_What you should do_.
Count every line where "מקבלי" shows up, and give that number only.

Entries taken from a collection

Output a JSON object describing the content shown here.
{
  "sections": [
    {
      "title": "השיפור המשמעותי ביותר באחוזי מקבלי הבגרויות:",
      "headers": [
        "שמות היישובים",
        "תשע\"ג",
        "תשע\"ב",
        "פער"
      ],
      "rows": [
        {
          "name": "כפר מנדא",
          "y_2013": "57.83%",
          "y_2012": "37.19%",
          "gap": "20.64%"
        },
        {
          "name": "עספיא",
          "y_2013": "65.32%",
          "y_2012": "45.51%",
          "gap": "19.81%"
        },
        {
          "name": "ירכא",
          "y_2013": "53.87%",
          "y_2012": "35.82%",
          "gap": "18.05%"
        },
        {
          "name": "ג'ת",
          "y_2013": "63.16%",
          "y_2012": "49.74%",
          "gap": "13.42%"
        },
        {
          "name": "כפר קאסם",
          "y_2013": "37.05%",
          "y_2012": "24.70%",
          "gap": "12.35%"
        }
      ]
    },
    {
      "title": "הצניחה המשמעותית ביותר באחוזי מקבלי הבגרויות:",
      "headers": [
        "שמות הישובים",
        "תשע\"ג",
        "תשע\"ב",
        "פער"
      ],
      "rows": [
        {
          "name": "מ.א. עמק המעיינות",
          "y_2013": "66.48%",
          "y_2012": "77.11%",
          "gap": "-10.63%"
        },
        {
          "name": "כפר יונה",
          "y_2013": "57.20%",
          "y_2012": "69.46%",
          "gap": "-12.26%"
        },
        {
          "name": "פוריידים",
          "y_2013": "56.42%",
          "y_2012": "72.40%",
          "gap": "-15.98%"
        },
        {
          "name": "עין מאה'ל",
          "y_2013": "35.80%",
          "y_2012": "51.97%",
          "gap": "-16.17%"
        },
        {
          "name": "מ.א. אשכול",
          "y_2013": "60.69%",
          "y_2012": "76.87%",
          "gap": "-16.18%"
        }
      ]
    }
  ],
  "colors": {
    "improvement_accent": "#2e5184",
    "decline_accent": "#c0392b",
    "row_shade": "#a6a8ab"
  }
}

_Answer to the problem_.
2